Direction -
Look below and pull out each line with the word "εἶναι".

## Start

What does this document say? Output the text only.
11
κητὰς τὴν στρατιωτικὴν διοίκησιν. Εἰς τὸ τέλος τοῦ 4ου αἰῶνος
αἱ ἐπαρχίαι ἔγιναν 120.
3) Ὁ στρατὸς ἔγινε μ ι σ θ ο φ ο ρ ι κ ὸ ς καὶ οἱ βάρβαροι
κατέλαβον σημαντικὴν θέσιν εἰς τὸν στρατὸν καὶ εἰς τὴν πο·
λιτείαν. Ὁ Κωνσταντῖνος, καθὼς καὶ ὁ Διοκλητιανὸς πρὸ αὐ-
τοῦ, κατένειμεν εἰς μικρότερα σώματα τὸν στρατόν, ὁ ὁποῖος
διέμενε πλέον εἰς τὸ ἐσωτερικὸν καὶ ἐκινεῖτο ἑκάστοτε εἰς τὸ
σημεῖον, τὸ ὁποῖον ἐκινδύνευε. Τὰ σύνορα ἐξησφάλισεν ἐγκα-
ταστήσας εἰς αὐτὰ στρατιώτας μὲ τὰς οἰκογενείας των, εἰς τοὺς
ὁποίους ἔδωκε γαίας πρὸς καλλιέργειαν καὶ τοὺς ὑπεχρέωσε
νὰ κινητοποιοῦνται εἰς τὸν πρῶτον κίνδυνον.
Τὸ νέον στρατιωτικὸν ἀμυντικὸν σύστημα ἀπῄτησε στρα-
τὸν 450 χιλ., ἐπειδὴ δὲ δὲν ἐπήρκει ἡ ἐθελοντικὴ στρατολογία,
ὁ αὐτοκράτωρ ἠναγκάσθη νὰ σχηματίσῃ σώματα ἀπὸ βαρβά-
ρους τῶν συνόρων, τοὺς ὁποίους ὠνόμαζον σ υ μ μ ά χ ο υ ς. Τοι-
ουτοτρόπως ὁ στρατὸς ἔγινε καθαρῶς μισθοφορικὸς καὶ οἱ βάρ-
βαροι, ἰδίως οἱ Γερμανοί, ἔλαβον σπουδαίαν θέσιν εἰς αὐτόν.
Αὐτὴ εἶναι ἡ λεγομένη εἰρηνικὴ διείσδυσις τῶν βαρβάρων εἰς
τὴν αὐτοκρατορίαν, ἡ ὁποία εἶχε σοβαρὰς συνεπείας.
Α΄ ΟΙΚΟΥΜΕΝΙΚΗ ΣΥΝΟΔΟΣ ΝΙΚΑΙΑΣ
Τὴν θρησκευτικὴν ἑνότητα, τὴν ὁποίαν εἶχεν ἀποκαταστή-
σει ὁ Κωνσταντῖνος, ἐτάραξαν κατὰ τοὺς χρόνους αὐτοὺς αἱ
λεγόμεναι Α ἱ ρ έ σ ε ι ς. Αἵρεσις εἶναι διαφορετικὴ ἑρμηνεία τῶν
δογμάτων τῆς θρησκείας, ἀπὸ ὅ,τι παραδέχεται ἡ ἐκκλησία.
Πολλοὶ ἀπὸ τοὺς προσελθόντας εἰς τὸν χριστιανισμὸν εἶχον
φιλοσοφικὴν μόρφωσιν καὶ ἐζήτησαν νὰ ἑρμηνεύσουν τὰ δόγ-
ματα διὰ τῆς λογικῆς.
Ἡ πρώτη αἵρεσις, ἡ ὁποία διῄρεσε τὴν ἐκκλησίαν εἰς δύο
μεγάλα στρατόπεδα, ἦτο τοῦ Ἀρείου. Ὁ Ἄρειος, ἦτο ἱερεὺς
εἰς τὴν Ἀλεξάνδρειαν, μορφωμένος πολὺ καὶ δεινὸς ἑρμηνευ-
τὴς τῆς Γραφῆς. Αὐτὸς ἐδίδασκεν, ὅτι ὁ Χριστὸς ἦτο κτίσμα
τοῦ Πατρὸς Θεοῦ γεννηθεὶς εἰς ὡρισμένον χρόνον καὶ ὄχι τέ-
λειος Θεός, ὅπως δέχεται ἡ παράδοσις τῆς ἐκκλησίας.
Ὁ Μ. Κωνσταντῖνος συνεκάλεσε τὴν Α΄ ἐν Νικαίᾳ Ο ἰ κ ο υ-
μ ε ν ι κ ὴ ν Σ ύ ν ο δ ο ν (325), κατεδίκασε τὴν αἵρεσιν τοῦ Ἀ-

## End

The completed task -
Αὐτὴ εἶναι ἡ λεγομένη εἰρηνικὴ διείσδυσις τῶν βαρβάρων εἰς
λεγόμεναι Α ἱ ρ έ σ ε ι ς. Αἵρεσις εἶναι διαφορετικὴ ἑρμηνεία τῶν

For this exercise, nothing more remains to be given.